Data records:
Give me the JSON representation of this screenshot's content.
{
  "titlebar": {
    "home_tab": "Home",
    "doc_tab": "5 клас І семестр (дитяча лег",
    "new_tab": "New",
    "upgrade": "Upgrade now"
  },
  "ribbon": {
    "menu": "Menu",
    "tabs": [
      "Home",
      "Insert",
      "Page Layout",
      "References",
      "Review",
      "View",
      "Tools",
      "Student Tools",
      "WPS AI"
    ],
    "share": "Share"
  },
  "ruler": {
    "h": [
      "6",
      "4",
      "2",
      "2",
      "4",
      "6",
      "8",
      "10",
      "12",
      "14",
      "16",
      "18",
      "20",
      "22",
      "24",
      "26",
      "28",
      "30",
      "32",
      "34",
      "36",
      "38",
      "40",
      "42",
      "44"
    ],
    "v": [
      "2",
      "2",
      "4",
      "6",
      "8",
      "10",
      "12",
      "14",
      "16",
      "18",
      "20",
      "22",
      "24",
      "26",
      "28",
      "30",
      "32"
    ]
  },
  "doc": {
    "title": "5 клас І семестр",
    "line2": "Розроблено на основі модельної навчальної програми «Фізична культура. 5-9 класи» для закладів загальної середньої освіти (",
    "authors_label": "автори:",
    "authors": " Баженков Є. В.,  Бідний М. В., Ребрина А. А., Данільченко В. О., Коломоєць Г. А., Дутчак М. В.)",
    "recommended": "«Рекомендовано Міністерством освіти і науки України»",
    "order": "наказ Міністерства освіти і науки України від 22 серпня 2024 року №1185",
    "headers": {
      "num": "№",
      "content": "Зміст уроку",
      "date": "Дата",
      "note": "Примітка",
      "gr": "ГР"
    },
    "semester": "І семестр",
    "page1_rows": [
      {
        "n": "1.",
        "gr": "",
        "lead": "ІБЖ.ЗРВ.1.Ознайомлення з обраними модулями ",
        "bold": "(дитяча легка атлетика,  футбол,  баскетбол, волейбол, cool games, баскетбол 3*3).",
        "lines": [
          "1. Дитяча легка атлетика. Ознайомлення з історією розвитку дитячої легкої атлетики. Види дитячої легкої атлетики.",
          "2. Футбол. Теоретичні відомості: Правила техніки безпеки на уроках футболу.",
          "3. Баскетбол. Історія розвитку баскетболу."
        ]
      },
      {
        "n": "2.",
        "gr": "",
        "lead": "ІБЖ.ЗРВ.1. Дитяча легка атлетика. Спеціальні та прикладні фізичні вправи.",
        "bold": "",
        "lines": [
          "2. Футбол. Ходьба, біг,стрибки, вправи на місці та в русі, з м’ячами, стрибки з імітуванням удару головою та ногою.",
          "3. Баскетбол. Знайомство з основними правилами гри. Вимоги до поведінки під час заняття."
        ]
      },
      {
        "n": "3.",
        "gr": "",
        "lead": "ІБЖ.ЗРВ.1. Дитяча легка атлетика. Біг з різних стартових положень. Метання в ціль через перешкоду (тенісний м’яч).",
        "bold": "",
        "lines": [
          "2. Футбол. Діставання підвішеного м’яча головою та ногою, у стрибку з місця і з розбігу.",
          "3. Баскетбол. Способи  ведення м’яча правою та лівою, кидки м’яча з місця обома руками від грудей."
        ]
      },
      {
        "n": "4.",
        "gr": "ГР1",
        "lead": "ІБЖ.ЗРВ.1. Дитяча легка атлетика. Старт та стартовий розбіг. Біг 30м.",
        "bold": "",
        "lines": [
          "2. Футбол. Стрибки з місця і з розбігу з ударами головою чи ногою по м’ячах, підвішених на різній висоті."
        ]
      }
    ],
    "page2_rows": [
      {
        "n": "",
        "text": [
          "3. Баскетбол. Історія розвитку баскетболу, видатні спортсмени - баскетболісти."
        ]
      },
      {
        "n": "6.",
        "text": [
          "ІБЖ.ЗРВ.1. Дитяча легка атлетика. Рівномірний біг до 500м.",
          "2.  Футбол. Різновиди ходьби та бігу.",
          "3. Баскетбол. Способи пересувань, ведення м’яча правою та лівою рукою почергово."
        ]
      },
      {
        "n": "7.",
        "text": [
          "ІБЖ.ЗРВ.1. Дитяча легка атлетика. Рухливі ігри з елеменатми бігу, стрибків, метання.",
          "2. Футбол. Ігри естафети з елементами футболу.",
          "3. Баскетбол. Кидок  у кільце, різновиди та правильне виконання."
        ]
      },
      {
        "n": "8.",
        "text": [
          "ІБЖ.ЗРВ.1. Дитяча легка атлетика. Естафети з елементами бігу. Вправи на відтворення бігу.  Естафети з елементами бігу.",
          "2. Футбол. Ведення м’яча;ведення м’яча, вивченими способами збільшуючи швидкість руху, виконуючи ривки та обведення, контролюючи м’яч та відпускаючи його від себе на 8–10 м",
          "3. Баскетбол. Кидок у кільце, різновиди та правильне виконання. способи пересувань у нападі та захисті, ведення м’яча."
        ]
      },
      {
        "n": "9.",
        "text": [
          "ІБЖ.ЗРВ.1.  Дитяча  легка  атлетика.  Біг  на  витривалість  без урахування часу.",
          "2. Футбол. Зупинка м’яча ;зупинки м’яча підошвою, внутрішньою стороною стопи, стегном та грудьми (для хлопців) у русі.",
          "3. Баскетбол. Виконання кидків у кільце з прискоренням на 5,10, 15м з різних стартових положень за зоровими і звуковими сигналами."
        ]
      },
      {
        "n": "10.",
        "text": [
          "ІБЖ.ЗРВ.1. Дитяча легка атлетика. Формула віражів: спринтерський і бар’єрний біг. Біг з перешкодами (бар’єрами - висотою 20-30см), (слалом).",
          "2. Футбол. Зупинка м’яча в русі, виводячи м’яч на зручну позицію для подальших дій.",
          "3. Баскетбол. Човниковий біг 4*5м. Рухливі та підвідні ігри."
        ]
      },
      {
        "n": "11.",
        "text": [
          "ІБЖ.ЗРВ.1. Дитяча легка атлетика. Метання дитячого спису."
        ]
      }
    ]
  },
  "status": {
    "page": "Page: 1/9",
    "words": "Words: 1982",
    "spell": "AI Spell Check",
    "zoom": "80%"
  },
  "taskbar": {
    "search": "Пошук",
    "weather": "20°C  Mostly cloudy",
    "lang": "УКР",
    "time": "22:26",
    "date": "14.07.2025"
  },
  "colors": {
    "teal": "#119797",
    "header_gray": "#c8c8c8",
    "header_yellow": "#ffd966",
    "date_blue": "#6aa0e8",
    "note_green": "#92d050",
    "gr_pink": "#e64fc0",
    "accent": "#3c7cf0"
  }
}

• **What the exercise asks**: Show, from the listing above, each line that contains the word "Рухливі".

• **Exercise result**:
          "ІБЖ.ЗРВ.1. Дитяча легка атлетика. Рухливі ігри з елеменатми бігу, стрибків, метання.",
          "3. Баскетбол. Човниковий біг 4*5м. Рухливі та підвідні ігри."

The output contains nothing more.